__BRIEF__. Pull out all lines from the listing below in which the word "TEMPO" appears.

__MATERIAL SHOWN__.
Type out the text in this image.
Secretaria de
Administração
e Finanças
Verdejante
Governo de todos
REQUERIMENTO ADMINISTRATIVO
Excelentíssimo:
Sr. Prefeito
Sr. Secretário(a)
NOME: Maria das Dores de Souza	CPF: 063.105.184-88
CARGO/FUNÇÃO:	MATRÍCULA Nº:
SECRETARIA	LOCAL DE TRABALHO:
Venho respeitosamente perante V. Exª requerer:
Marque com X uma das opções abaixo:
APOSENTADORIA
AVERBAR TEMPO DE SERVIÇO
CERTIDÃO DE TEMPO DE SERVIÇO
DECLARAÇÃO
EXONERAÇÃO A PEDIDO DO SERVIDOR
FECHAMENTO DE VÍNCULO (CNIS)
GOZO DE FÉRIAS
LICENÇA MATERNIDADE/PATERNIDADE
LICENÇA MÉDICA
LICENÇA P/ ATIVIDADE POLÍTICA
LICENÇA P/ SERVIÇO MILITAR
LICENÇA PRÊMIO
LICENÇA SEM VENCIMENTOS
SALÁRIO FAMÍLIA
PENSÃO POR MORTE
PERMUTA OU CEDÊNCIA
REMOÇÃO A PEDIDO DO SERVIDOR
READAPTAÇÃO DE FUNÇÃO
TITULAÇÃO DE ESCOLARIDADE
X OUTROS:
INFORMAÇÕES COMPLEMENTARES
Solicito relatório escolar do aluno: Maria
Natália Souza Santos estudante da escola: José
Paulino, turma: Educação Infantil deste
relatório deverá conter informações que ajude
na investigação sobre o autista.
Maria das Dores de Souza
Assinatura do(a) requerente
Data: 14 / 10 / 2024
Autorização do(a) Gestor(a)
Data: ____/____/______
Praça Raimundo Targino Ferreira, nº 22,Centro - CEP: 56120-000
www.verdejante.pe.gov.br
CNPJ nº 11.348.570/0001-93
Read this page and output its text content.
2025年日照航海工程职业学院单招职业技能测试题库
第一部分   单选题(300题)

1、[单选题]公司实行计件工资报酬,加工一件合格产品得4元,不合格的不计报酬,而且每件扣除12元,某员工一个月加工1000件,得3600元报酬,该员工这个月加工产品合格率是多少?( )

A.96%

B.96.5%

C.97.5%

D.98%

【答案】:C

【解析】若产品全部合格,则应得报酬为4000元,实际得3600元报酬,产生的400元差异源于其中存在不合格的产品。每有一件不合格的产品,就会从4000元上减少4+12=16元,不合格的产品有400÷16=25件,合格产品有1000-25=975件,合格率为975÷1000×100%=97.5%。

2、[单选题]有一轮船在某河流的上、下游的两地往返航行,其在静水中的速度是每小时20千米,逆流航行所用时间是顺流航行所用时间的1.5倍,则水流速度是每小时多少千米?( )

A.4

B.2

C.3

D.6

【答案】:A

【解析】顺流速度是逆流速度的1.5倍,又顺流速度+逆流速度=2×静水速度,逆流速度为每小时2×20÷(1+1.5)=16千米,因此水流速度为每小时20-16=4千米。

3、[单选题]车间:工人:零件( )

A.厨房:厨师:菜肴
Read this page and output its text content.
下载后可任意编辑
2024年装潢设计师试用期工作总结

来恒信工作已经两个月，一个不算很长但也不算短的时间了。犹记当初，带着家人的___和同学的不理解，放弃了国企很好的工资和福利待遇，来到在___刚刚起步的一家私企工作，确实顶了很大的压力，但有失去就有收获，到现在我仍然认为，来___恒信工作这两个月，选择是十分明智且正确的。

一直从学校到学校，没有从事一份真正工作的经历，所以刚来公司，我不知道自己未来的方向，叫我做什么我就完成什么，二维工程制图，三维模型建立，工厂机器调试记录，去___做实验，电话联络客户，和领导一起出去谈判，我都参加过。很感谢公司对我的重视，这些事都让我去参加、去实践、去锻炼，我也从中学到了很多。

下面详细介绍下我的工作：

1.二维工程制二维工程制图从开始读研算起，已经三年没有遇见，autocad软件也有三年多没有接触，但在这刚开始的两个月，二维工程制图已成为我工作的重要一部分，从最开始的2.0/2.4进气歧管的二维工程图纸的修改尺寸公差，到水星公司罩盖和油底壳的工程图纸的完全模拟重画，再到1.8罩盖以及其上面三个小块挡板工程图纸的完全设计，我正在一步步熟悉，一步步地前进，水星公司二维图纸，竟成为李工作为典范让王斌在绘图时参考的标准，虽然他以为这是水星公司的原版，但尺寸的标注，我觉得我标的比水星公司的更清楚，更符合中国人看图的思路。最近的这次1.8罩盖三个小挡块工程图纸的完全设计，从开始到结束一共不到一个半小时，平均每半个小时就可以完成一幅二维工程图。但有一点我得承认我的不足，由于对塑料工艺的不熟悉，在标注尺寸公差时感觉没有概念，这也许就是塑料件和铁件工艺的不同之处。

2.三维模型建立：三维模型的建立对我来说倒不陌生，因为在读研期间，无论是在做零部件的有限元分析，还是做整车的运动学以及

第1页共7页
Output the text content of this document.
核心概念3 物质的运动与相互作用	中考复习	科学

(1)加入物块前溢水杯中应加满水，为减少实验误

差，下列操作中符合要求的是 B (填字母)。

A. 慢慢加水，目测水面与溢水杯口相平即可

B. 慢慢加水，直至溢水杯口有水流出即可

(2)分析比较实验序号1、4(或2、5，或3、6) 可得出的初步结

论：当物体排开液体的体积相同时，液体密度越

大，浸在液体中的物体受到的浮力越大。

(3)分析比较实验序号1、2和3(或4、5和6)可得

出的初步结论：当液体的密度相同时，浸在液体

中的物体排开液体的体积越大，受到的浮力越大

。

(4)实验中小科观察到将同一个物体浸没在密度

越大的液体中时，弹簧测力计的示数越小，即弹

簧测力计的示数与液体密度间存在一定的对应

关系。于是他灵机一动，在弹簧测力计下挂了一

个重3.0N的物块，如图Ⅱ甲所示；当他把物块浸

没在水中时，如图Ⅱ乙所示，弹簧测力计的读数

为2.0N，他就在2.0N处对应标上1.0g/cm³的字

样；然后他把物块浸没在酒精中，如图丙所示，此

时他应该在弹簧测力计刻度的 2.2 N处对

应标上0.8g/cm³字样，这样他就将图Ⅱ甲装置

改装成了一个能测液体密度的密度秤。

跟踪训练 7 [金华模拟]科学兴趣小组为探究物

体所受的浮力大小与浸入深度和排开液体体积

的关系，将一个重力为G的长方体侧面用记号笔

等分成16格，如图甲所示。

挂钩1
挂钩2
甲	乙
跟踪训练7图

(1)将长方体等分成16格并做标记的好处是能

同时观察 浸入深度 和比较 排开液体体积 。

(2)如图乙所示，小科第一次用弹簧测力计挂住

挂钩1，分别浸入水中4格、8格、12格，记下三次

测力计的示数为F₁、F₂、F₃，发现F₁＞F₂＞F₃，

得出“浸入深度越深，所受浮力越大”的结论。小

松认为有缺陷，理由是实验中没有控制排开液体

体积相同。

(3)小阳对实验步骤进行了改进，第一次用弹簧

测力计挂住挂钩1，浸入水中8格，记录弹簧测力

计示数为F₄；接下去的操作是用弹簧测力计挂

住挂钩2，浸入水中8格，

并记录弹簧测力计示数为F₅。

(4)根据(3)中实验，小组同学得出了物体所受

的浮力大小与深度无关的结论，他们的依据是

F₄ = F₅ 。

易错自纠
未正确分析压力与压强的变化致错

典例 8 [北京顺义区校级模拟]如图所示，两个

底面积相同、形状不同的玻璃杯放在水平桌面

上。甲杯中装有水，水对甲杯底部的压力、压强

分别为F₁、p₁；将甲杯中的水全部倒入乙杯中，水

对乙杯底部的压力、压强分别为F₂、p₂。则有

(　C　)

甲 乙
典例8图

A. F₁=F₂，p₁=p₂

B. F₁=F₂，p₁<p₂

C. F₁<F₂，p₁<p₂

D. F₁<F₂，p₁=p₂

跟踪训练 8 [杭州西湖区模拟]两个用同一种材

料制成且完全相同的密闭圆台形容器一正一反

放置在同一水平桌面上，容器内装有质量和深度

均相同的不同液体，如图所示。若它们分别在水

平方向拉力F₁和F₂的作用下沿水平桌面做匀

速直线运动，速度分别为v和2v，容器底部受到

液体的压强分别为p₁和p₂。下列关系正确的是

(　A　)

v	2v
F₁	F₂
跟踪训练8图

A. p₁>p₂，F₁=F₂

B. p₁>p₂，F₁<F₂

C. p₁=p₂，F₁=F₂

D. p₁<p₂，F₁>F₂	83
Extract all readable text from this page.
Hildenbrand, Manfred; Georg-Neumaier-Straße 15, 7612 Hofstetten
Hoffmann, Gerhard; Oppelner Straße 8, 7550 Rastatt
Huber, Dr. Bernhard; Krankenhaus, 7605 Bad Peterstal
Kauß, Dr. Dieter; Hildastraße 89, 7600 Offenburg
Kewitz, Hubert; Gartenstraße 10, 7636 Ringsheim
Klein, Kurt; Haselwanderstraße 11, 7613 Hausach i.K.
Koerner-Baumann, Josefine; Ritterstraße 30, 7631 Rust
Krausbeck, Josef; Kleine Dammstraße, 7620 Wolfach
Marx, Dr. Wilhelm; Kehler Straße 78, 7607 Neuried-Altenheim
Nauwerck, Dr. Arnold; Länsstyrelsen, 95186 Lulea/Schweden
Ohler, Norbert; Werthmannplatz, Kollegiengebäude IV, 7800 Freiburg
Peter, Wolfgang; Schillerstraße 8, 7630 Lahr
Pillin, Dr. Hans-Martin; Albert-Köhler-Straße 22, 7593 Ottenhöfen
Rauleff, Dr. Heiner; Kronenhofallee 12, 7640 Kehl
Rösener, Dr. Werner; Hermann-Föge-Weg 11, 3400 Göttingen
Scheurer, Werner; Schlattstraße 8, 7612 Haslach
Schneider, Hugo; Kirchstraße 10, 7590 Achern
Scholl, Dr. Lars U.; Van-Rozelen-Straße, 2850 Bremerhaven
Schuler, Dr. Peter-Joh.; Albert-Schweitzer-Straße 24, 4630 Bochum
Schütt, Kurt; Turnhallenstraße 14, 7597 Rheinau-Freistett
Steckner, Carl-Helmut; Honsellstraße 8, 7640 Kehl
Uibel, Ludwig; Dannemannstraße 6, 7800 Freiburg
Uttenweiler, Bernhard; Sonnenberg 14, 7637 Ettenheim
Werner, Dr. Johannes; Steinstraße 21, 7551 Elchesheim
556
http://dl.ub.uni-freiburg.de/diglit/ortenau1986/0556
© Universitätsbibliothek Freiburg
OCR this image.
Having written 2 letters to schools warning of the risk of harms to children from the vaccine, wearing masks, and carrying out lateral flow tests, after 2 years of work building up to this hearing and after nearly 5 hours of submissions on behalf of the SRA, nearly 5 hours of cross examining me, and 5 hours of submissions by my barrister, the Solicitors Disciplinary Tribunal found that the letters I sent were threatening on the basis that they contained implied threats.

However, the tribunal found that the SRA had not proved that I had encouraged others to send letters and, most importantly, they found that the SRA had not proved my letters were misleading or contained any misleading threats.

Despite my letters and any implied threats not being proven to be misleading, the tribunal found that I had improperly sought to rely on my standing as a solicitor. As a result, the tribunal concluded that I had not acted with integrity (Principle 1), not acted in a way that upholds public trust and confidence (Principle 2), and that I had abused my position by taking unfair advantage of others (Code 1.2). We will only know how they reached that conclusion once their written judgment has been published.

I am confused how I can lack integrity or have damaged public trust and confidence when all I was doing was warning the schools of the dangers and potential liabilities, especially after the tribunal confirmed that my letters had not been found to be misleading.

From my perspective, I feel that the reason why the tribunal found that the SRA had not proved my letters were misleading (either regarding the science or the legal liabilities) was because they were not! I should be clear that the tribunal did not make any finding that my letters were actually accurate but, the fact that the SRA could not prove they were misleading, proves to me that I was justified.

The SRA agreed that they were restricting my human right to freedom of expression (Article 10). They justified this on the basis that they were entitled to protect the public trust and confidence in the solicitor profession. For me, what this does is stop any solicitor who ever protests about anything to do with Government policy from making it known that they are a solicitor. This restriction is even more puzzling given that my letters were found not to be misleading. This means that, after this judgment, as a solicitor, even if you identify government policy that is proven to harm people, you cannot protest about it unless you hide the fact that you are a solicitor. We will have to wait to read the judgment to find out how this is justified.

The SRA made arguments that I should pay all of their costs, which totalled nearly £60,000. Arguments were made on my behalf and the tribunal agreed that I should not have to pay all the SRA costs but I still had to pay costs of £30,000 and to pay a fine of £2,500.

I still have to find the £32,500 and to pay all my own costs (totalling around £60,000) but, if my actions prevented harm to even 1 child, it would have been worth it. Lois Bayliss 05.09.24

__EXERCISE RESULT__.
AVERBAR TEMPO DE SERVIÇO
CERTIDÃO DE TEMPO DE SERVIÇO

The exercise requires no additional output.